Aim of the task: Lines that include the word "Fe₂O₃" are the ones to copy.

##### Source data #####

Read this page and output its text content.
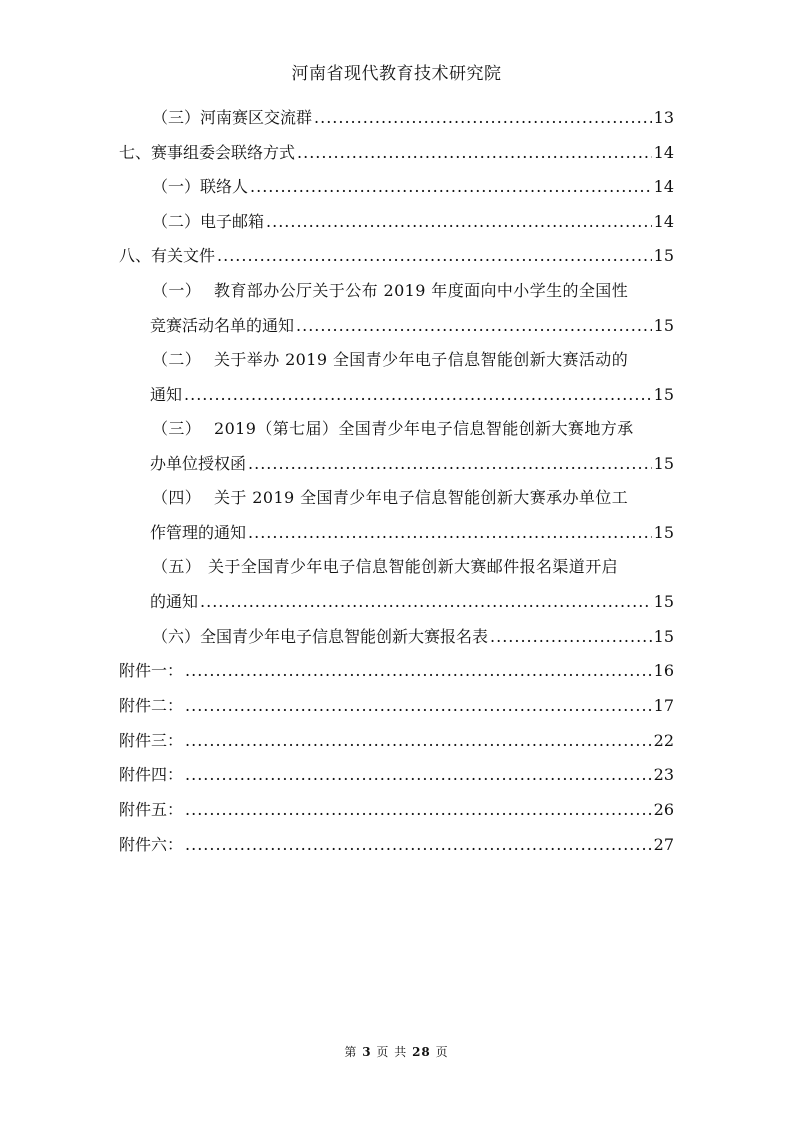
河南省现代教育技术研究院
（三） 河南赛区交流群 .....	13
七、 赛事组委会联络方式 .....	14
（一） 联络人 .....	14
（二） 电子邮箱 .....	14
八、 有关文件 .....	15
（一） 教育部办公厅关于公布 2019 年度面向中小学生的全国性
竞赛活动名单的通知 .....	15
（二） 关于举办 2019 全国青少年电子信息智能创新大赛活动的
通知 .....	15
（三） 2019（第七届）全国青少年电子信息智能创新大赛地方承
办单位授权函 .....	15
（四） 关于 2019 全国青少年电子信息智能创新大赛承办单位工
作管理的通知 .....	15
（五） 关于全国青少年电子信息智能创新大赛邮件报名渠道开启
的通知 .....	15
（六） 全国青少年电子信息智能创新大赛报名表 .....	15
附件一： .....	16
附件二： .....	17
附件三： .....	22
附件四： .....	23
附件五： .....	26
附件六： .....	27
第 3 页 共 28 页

#####
##### Source data #####

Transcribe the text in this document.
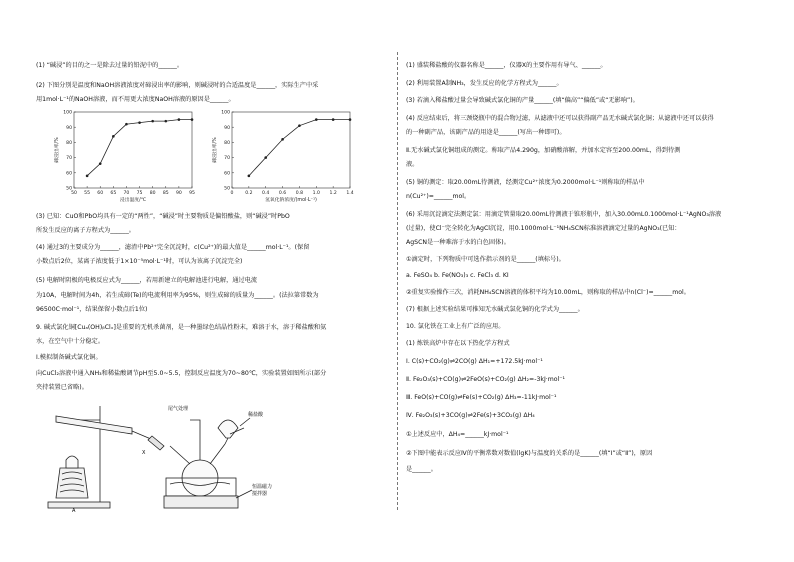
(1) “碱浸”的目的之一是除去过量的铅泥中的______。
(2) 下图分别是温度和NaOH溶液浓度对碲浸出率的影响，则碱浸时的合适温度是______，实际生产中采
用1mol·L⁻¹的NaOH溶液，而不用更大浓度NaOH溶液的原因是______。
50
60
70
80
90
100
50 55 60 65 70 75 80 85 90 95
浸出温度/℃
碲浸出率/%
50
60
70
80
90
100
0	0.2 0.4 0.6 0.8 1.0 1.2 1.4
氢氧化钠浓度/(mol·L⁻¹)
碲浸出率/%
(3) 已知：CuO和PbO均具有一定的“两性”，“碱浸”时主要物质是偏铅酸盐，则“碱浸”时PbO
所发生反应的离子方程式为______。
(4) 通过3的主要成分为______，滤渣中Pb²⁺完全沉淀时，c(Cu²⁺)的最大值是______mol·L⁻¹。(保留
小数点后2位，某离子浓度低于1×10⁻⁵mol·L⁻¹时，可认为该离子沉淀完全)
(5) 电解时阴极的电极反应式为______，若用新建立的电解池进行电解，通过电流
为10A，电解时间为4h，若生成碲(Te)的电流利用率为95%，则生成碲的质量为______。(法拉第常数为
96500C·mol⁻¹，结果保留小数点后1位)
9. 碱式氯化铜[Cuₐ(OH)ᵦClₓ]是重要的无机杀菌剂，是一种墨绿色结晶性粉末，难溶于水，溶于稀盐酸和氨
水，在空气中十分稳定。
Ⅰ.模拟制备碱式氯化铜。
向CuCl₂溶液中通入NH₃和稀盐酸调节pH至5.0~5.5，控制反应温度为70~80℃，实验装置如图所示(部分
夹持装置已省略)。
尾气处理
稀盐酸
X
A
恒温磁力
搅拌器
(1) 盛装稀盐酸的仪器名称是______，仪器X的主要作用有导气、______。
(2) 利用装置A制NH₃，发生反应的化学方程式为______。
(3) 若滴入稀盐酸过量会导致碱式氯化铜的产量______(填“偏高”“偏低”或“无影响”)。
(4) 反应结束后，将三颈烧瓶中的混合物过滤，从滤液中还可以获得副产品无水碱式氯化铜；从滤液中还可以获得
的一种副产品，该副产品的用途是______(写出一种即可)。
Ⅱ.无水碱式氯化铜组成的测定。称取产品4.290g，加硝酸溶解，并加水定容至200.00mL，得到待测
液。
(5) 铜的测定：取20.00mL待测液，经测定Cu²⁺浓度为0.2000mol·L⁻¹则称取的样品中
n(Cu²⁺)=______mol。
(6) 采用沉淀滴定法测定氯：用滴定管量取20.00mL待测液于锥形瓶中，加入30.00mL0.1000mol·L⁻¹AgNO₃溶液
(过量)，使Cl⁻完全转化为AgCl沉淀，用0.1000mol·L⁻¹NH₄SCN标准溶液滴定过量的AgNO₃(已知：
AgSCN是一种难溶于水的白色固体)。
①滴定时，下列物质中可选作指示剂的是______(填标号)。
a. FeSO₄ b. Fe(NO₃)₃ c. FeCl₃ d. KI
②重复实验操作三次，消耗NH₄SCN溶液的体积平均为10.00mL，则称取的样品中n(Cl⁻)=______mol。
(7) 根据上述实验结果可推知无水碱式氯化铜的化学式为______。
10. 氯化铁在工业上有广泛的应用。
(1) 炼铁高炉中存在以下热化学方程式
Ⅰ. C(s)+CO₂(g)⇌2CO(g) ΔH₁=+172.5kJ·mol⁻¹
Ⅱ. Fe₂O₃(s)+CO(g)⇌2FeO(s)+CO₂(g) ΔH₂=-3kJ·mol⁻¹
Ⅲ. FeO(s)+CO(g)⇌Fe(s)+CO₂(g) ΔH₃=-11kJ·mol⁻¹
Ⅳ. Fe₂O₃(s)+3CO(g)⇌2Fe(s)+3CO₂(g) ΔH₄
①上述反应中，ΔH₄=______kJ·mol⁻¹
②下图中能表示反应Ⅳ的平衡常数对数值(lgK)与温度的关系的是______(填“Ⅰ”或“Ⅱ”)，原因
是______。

#####

Solution for this task:
Ⅱ. Fe₂O₃(s)+CO(g)⇌2FeO(s)+CO₂(g) ΔH₂=-3kJ·mol⁻¹
Ⅳ. Fe₂O₃(s)+3CO(g)⇌2Fe(s)+3CO₂(g) ΔH₄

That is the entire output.